Written problem ▸
Please find all lines in the data that hold the string "Inch" and copy them.

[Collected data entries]
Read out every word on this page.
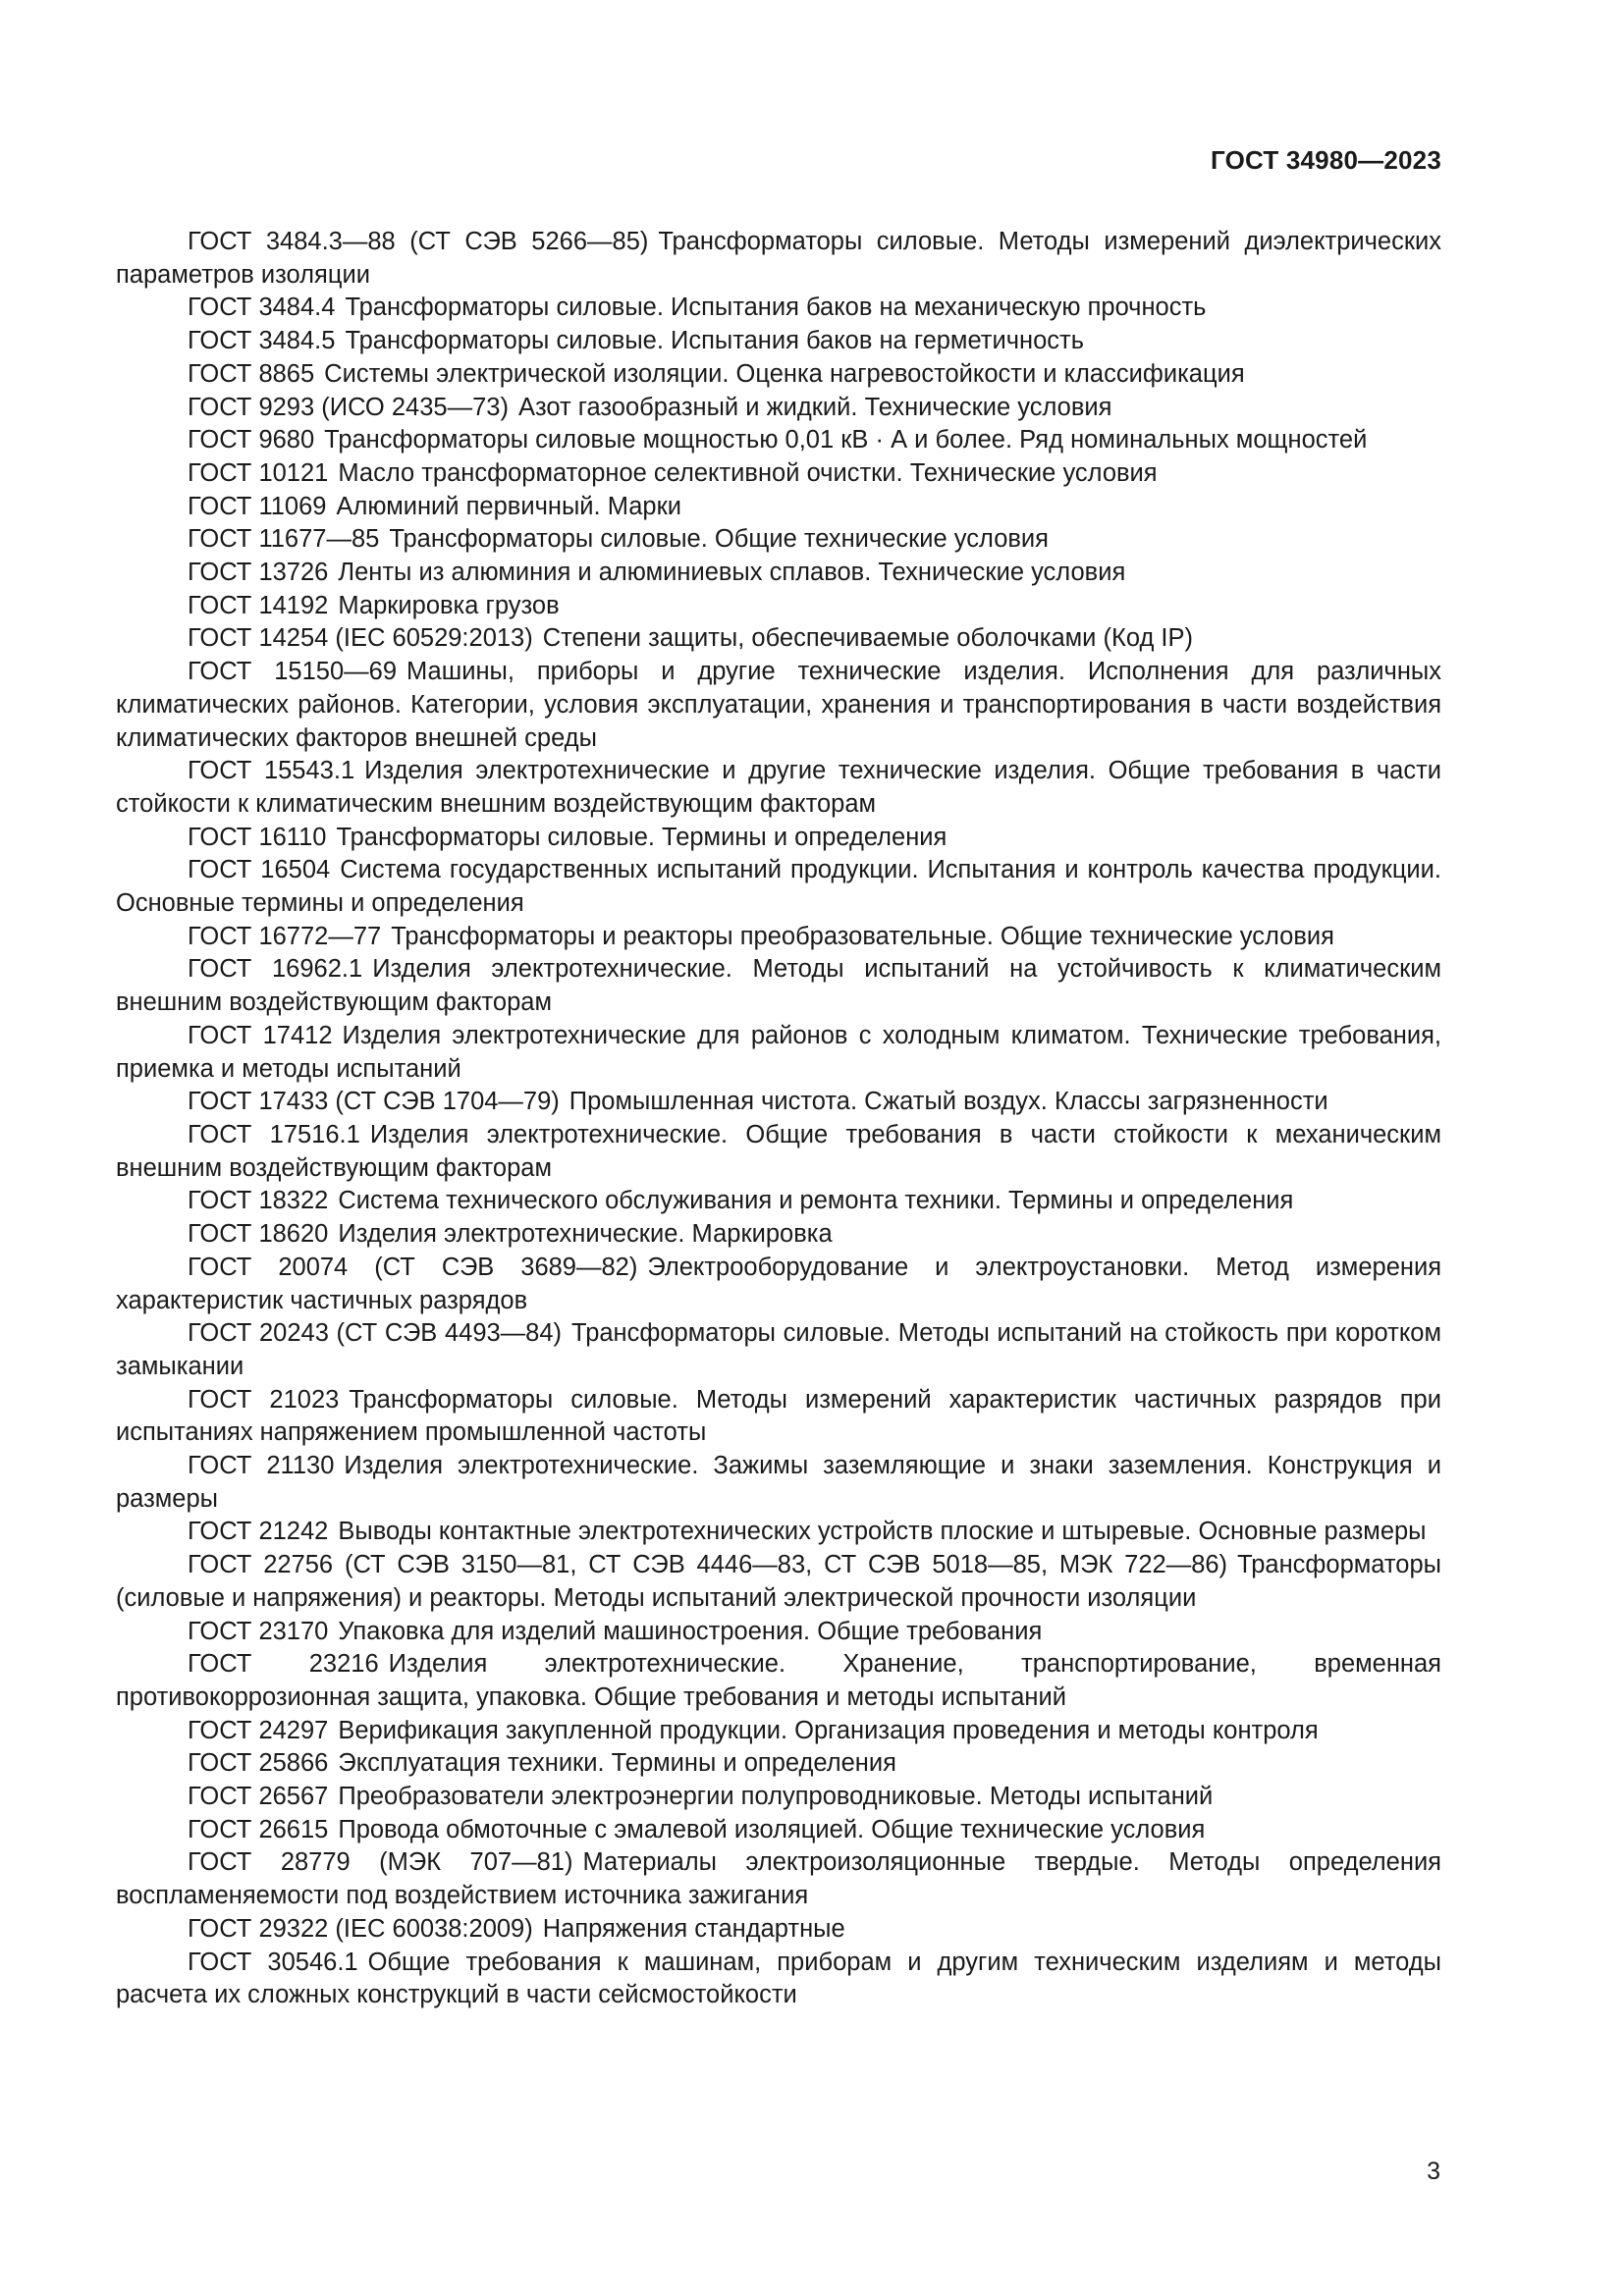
ГОСТ 34980—2023
ГОСТ 3484.3—88 (СТ СЭВ 5266—85) Трансформаторы силовые. Методы измерений диэлектрических параметров изоляции
ГОСТ 3484.4 Трансформаторы силовые. Испытания баков на механическую прочность
ГОСТ 3484.5 Трансформаторы силовые. Испытания баков на герметичность
ГОСТ 8865 Системы электрической изоляции. Оценка нагревостойкости и классификация
ГОСТ 9293 (ИСО 2435—73) Азот газообразный и жидкий. Технические условия
ГОСТ 9680 Трансформаторы силовые мощностью 0,01 кВ · А и более. Ряд номинальных мощностей
ГОСТ 10121 Масло трансформаторное селективной очистки. Технические условия
ГОСТ 11069 Алюминий первичный. Марки
ГОСТ 11677—85 Трансформаторы силовые. Общие технические условия
ГОСТ 13726 Ленты из алюминия и алюминиевых сплавов. Технические условия
ГОСТ 14192 Маркировка грузов
ГОСТ 14254 (IEC 60529:2013) Степени защиты, обеспечиваемые оболочками (Код IP)
ГОСТ 15150—69 Машины, приборы и другие технические изделия. Исполнения для различных климатических районов. Категории, условия эксплуатации, хранения и транспортирования в части воздействия климатических факторов внешней среды
ГОСТ 15543.1 Изделия электротехнические и другие технические изделия. Общие требования в части стойкости к климатическим внешним воздействующим факторам
ГОСТ 16110 Трансформаторы силовые. Термины и определения
ГОСТ 16504 Система государственных испытаний продукции. Испытания и контроль качества продукции. Основные термины и определения
ГОСТ 16772—77 Трансформаторы и реакторы преобразовательные. Общие технические условия
ГОСТ 16962.1 Изделия электротехнические. Методы испытаний на устойчивость к климатическим внешним воздействующим факторам
ГОСТ 17412 Изделия электротехнические для районов с холодным климатом. Технические требования, приемка и методы испытаний
ГОСТ 17433 (СТ СЭВ 1704—79) Промышленная чистота. Сжатый воздух. Классы загрязненности
ГОСТ 17516.1 Изделия электротехнические. Общие требования в части стойкости к механическим внешним воздействующим факторам
ГОСТ 18322 Система технического обслуживания и ремонта техники. Термины и определения
ГОСТ 18620 Изделия электротехнические. Маркировка
ГОСТ 20074 (СТ СЭВ 3689—82) Электрооборудование и электроустановки. Метод измерения характеристик частичных разрядов
ГОСТ 20243 (СТ СЭВ 4493—84) Трансформаторы силовые. Методы испытаний на стойкость при коротком замыкании
ГОСТ 21023 Трансформаторы силовые. Методы измерений характеристик частичных разрядов при испытаниях напряжением промышленной частоты
ГОСТ 21130 Изделия электротехнические. Зажимы заземляющие и знаки заземления. Конструкция и размеры
ГОСТ 21242 Выводы контактные электротехнических устройств плоские и штыревые. Основные размеры
ГОСТ 22756 (СТ СЭВ 3150—81, СТ СЭВ 4446—83, СТ СЭВ 5018—85, МЭК 722—86) Трансформаторы (силовые и напряжения) и реакторы. Методы испытаний электрической прочности изоляции
ГОСТ 23170 Упаковка для изделий машиностроения. Общие требования
ГОСТ 23216 Изделия электротехнические. Хранение, транспортирование, временная противокоррозионная защита, упаковка. Общие требования и методы испытаний
ГОСТ 24297 Верификация закупленной продукции. Организация проведения и методы контроля
ГОСТ 25866 Эксплуатация техники. Термины и определения
ГОСТ 26567 Преобразователи электроэнергии полупроводниковые. Методы испытаний
ГОСТ 26615 Провода обмоточные с эмалевой изоляцией. Общие технические условия
ГОСТ 28779 (МЭК 707—81) Материалы электроизоляционные твердые. Методы определения воспламеняемости под воздействием источника зажигания
ГОСТ 29322 (IEC 60038:2009) Напряжения стандартные
ГОСТ 30546.1 Общие требования к машинам, приборам и другим техническим изделиям и методы расчета их сложных конструкций в части сейсмостойкости
3
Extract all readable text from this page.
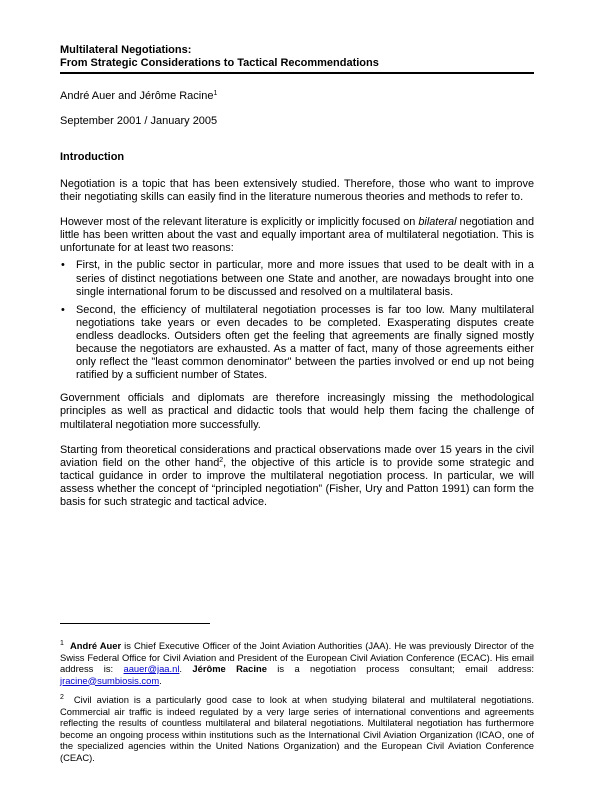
Multilateral Negotiations:
From Strategic Considerations to Tactical Recommendations
André Auer and Jérôme Racine$^1$
September 2001 / January 2005
Introduction

Negotiation is a topic that has been extensively studied. Therefore, those who want to improve their negotiating skills can easily find in the literature numerous theories and methods to refer to.

However most of the relevant literature is explicitly or implicitly focused on bilateral negotiation and little has been written about the vast and equally important area of multilateral negotiation. This is unfortunate for at least two reasons:

• First, in the public sector in particular, more and more issues that used to be dealt with in a series of distinct negotiations between one State and another, are nowadays brought into one single international forum to be discussed and resolved on a multilateral basis.
• Second, the efficiency of multilateral negotiation processes is far too low. Many multilateral negotiations take years or even decades to be completed. Exasperating disputes create endless deadlocks. Outsiders often get the feeling that agreements are finally signed mostly because the negotiators are exhausted. As a matter of fact, many of those agreements either only reflect the "least common denominator" between the parties involved or end up not being ratified by a sufficient number of States.

Government officials and diplomats are therefore increasingly missing the methodological principles as well as practical and didactic tools that would help them facing the challenge of multilateral negotiation more successfully.

Starting from theoretical considerations and practical observations made over 15 years in the civil aviation field on the other hand$^2$, the objective of this article is to provide some strategic and tactical guidance in order to improve the multilateral negotiation process. In particular, we will assess whether the concept of “principled negotiation” (Fisher, Ury and Patton 1991) can form the basis for such strategic and tactical advice.

$^1$ André Auer is Chief Executive Officer of the Joint Aviation Authorities (JAA). He was previously Director of the Swiss Federal Office for Civil Aviation and President of the European Civil Aviation Conference (ECAC). His email address is: aauer@jaa.nl. Jérôme Racine is a negotiation process consultant; email address: jracine@sumbiosis.com.

$^2$ Civil aviation is a particularly good case to look at when studying bilateral and multilateral negotiations. Commercial air traffic is indeed regulated by a very large series of international conventions and agreements reflecting the results of countless multilateral and bilateral negotiations. Multilateral negotiation has furthermore become an ongoing process within institutions such as the International Civil Aviation Organization (ICAO, one of the specialized agencies within the United Nations Organization) and the European Civil Aviation Conference (CEAC).
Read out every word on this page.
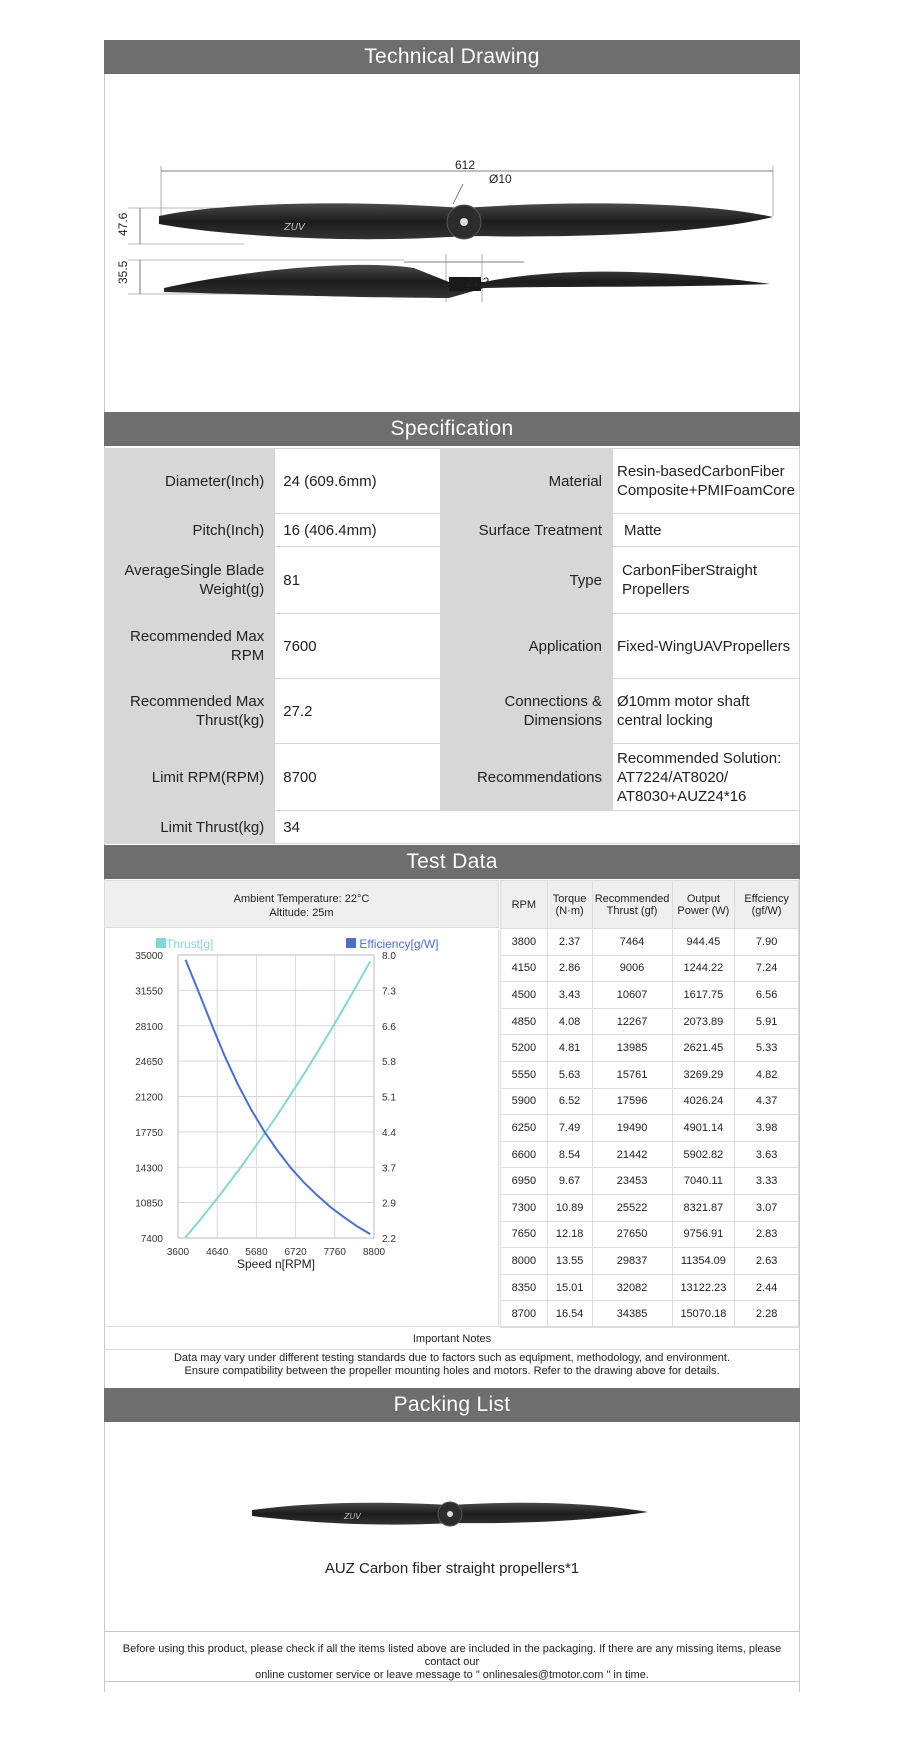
Technical Drawing
ZUV
612
Ø10
47.6
35.5	21.2
Specification
Diameter(Inch)	24 (609.6mm)	Material	Resin-basedCarbonFiber Composite+PMIFoamCore
Pitch(Inch)	16 (406.4mm)	Surface Treatment	Matte
AverageSingle Blade Weight(g)	81	Type	CarbonFiberStraight Propellers
Recommended Max RPM	7600	Application	Fixed-WingUAVPropellers
Recommended Max Thrust(kg)	27.2	Connections & Dimensions	Ø10mm motor shaft central locking
Limit RPM(RPM)	8700	Recommendations	Recommended Solution: AT7224/AT8020/ AT8030+AUZ24*16
Limit Thrust(kg)	34		
Test Data
Ambient Temperature: 22°C
Altitude: 25m
RPM	Torque (N·m)	Recommended Thrust (gf)	Output Power (W)	Effciency (gf/W)
3800	2.37	7464	944.45	7.90
4150	2.86	9006	1244.22	7.24
4500	3.43	10607	1617.75	6.56
4850	4.08	12267	2073.89	5.91
5200	4.81	13985	2621.45	5.33
5550	5.63	15761	3269.29	4.82
5900	6.52	17596	4026.24	4.37
6250	7.49	19490	4901.14	3.98
6600	8.54	21442	5902.82	3.63
6950	9.67	23453	7040.11	3.33
7300	10.89	25522	8321.87	3.07
7650	12.18	27650	9756.91	2.83
8000	13.55	29837	11354.09	2.63
8350	15.01	32082	13122.23	2.44
8700	16.54	34385	15070.18	2.28
3600 4640 5680 6720 7760 8800
35000
31550
28100
24650
21200
17750
14300
10850
7400
8.0
7.3
6.6
5.8
5.1
4.4
3.7
2.9
2.2
Speed n[RPM]
Thrust[g]	Efficiency[g/W]
Important Notes
Data may vary under different testing standards due to factors such as equipment, methodology, and environment.
Ensure compatibility between the propeller mounting holes and motors. Refer to the drawing above for details.
Packing List
ZUV
AUZ Carbon fiber straight propellers*1
Before using this product, please check if all the items listed above are included in the packaging. If there are any missing items, please contact our
online customer service or leave message to " onlinesales@tmotor.com " in time.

Result for this task ▸
Diameter(Inch)	24 (609.6mm)	Material	Resin-basedCarbonFiber Composite+PMIFoamCore
Pitch(Inch)	16 (406.4mm)	Surface Treatment	Matte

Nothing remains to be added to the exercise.